> [Written instruction]
Give the listing again in full, exactly as written.

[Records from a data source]
————

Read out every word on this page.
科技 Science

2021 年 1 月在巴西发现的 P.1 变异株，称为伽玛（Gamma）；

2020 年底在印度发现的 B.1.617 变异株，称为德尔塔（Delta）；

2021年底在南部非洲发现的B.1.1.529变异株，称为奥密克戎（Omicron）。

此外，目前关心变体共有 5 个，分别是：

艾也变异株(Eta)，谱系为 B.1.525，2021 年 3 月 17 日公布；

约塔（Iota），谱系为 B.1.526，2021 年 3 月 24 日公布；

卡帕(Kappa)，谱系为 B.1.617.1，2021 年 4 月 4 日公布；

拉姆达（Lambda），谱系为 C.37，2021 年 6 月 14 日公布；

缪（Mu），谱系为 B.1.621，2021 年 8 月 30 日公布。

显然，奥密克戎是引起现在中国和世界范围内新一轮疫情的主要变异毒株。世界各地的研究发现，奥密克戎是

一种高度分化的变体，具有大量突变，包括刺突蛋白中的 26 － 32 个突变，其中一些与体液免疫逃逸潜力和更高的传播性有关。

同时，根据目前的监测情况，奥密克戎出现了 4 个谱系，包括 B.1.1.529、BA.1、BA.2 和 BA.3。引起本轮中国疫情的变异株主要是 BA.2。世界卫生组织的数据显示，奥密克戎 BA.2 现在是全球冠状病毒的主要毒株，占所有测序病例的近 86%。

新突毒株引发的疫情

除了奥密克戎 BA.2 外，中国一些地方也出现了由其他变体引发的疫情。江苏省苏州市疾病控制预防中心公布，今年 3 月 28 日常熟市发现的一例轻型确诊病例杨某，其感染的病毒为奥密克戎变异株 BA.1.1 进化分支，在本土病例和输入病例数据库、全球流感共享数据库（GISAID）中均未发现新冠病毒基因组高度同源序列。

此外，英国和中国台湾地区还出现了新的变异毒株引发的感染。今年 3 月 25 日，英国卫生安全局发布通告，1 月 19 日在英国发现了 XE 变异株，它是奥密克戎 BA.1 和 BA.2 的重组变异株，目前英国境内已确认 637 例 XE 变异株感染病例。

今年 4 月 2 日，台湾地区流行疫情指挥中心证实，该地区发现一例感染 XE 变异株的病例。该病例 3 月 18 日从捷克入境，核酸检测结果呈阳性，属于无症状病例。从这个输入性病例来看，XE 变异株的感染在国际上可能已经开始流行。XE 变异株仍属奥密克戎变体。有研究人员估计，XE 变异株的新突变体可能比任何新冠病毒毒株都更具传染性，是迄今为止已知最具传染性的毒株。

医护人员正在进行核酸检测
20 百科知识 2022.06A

————

> [Task output]
Read out every word on this page.
科技 Science

2021 年 1 月在巴西发现的 P.1 变异株，称为伽玛（Gamma）；

2020 年底在印度发现的 B.1.617 变异株，称为德尔塔（Delta）；

2021年底在南部非洲发现的B.1.1.529变异株，称为奥密克戎（Omicron）。

此外，目前关心变体共有 5 个，分别是：

艾也变异株(Eta)，谱系为 B.1.525，2021 年 3 月 17 日公布；

约塔（Iota），谱系为 B.1.526，2021 年 3 月 24 日公布；

卡帕(Kappa)，谱系为 B.1.617.1，2021 年 4 月 4 日公布；

拉姆达（Lambda），谱系为 C.37，2021 年 6 月 14 日公布；

缪（Mu），谱系为 B.1.621，2021 年 8 月 30 日公布。

显然，奥密克戎是引起现在中国和世界范围内新一轮疫情的主要变异毒株。世界各地的研究发现，奥密克戎是

一种高度分化的变体，具有大量突变，包括刺突蛋白中的 26 － 32 个突变，其中一些与体液免疫逃逸潜力和更高的传播性有关。

同时，根据目前的监测情况，奥密克戎出现了 4 个谱系，包括 B.1.1.529、BA.1、BA.2 和 BA.3。引起本轮中国疫情的变异株主要是 BA.2。世界卫生组织的数据显示，奥密克戎 BA.2 现在是全球冠状病毒的主要毒株，占所有测序病例的近 86%。

新突毒株引发的疫情

除了奥密克戎 BA.2 外，中国一些地方也出现了由其他变体引发的疫情。江苏省苏州市疾病控制预防中心公布，今年 3 月 28 日常熟市发现的一例轻型确诊病例杨某，其感染的病毒为奥密克戎变异株 BA.1.1 进化分支，在本土病例和输入病例数据库、全球流感共享数据库（GISAID）中均未发现新冠病毒基因组高度同源序列。

此外，英国和中国台湾地区还出现了新的变异毒株引发的感染。今年 3 月 25 日，英国卫生安全局发布通告，1 月 19 日在英国发现了 XE 变异株，它是奥密克戎 BA.1 和 BA.2 的重组变异株，目前英国境内已确认 637 例 XE 变异株感染病例。

今年 4 月 2 日，台湾地区流行疫情指挥中心证实，该地区发现一例感染 XE 变异株的病例。该病例 3 月 18 日从捷克入境，核酸检测结果呈阳性，属于无症状病例。从这个输入性病例来看，XE 变异株的感染在国际上可能已经开始流行。XE 变异株仍属奥密克戎变体。有研究人员估计，XE 变异株的新突变体可能比任何新冠病毒毒株都更具传染性，是迄今为止已知最具传染性的毒株。

医护人员正在进行核酸检测
20 百科知识 2022.06A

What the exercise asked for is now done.